== AVAILABLE DATA ==
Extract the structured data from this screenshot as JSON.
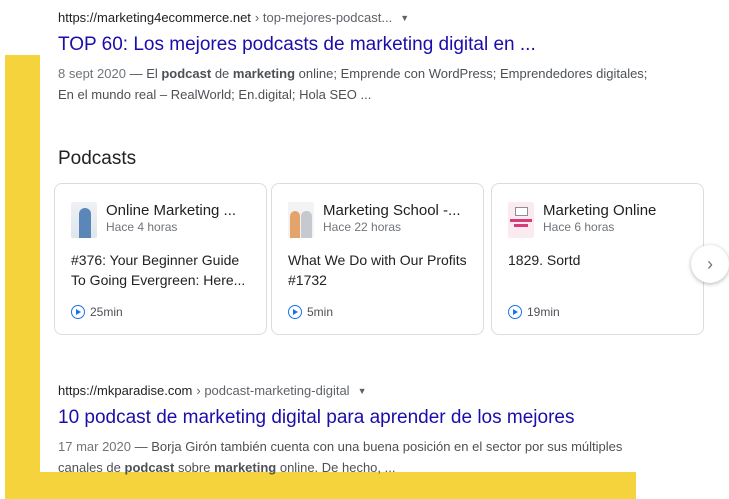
{
  "results": [
    {
      "domain": "https://marketing4ecommerce.net",
      "path": "› top-mejores-podcast...",
      "title": "TOP 60: Los mejores podcasts de marketing digital en ...",
      "date": "8 sept 2020",
      "snippet_parts": [
        "El ",
        "podcast",
        " de ",
        "marketing",
        " online; Emprende con WordPress; Emprendedores digitales; En el mundo real – RealWorld; En.digital; Hola SEO ..."
      ]
    },
    {
      "domain": "https://mkparadise.com",
      "path": "› podcast-marketing-digital",
      "title": "10 podcast de marketing digital para aprender de los mejores",
      "date": "17 mar 2020",
      "snippet_parts": [
        "Borja Girón también cuenta con una buena posición en el sector por sus múltiples canales de ",
        "podcast",
        " sobre ",
        "marketing",
        " online. De hecho, ..."
      ]
    }
  ],
  "podcasts": {
    "heading": "Podcasts",
    "cards": [
      {
        "show": "Online Marketing ...",
        "time": "Hace 4 horas",
        "episode": "#376: Your Beginner Guide To Going Evergreen: Here...",
        "duration": "25min",
        "thumb_icon": "podcast-cover-woman"
      },
      {
        "show": "Marketing School -...",
        "time": "Hace 22 horas",
        "episode": "What We Do with Our Profits #1732",
        "duration": "5min",
        "thumb_icon": "podcast-cover-two-men"
      },
      {
        "show": "Marketing Online",
        "time": "Hace 6 horas",
        "episode": "1829. Sortd",
        "duration": "19min",
        "thumb_icon": "podcast-cover-monitor"
      }
    ],
    "next_icon": "chevron-right-icon"
  },
  "colors": {
    "link": "#1a0dab",
    "accent": "#1a73e8",
    "frame": "#f5d33d"
  }
}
===
» DIRECTION: Each line in the listing above either holds the string "title" or does not; state how many do, giving the number only.

» EXERCISE RESULT: 2